Eine junge Kommissarin, gerade befördert und somit die jüngste Schweizer Kommissarin ermittelt in ihrem erst eigenen Mordsfall.
Ein älterer Herr ist gestorben und sein Monteverdi verschwunden. Zuerst scheint alles auf den ehemaligen Nachbarn und „Ziehsohn“ zu sprechen. Dann kommt noch seine ExFrau hinzu und die Frau Widmer. Einige Personen haben das Potential an der Tat beteiligt zu sein. Die Tat scheint gut geplant, das Auto ausgetauscht mit einem ähnlich aussehenden Oldtimer. Zwei Mordversuche an unserer Kommissarin, zum Ende geht alles ganz schnell, der Mord kann aufgeklärt werden, der Mörder ein nicht unbekannter.
Schöner Krimi, gut zu lesen und gibt einem das Gefühl selbst in Basel zu sein, bei den gut beschriebenen Orten. Wird bestimmt nicht mein letzter Schweizer Krimi gewesen sein.
Einziger Minuspunkt, mir waren es teilweise zu viele Verstrickungen, sodass man überlegen musste, inwiefern diese Person nun wieder Teil der Geschichte ist. Aber all in all sehr zu empfehlen!
== == ==
Aufgabenstellung
Was ist laut der Rezension des Schweizer Krimis nach dem Tod des älteren Herrn verschwunden?

Auszüge der Datensätze
== == ==
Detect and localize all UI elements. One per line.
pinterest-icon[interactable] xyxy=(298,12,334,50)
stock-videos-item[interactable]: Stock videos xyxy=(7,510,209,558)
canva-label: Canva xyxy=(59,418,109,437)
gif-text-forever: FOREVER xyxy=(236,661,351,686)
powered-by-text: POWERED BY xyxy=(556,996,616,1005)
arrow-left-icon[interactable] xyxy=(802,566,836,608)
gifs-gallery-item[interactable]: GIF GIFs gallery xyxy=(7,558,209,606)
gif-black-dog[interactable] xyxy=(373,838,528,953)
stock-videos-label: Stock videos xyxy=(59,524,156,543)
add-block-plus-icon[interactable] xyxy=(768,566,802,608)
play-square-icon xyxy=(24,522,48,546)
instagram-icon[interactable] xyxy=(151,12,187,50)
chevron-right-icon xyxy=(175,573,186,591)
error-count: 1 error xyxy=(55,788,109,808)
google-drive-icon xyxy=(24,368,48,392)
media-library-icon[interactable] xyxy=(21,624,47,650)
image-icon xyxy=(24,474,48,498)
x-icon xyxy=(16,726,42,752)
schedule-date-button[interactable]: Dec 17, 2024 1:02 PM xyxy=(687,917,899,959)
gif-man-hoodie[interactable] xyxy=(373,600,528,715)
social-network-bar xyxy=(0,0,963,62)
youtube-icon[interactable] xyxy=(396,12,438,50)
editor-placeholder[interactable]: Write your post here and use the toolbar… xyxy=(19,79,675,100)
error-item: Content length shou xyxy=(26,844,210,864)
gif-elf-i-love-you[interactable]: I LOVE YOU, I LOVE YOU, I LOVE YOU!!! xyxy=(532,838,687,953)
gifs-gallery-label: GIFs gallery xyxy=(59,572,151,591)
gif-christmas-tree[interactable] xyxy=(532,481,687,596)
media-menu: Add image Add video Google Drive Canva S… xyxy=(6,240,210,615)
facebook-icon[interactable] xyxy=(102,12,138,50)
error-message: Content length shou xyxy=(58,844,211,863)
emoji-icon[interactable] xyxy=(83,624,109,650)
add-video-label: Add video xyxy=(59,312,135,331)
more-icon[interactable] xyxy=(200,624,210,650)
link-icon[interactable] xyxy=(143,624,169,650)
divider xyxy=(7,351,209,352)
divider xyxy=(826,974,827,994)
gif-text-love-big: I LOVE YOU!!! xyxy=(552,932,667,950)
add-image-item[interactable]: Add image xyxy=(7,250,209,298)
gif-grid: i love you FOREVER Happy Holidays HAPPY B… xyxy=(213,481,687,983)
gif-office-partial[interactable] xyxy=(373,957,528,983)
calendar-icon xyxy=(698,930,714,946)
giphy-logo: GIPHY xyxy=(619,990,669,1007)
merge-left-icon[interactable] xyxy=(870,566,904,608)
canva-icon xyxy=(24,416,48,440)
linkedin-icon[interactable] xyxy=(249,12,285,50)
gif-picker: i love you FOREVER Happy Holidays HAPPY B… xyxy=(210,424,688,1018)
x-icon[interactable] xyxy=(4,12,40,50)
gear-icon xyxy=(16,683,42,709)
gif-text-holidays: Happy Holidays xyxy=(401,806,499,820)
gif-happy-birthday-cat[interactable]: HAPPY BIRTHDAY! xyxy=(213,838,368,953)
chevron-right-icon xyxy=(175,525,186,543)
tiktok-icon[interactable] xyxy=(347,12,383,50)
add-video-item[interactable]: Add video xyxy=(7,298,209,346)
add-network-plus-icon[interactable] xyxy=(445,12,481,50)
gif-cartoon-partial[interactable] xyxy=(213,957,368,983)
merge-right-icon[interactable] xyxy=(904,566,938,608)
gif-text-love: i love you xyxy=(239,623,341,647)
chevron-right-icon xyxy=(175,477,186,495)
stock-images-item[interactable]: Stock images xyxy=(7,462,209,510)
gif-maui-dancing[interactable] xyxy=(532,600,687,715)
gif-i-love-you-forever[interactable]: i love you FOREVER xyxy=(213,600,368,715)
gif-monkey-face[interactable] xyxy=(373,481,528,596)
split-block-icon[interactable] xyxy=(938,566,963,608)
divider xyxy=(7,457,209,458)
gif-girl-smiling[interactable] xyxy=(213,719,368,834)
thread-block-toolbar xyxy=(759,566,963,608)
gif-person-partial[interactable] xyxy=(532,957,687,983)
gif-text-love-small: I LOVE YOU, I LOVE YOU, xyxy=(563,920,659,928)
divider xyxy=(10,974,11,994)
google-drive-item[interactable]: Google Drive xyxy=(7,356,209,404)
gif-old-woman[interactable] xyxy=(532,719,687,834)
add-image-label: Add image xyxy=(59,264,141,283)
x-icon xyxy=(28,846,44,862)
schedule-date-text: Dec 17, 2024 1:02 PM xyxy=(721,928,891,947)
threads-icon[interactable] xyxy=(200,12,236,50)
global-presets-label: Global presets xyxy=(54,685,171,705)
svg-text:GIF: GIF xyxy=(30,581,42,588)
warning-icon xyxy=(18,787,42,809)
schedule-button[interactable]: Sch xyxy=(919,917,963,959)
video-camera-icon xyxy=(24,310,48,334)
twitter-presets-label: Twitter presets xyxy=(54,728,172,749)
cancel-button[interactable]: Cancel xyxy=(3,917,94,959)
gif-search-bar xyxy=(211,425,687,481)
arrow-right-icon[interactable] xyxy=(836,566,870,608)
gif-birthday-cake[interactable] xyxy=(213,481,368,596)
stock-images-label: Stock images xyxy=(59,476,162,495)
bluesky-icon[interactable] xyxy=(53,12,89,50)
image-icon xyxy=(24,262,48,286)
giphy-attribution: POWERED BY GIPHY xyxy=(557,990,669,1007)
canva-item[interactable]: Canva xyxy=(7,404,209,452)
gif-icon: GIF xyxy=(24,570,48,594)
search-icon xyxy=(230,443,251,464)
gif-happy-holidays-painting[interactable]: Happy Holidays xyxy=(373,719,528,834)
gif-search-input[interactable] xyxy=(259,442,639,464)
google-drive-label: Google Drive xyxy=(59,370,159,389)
== == ==
Lösung der Aufgabe
Sein Monteverdi.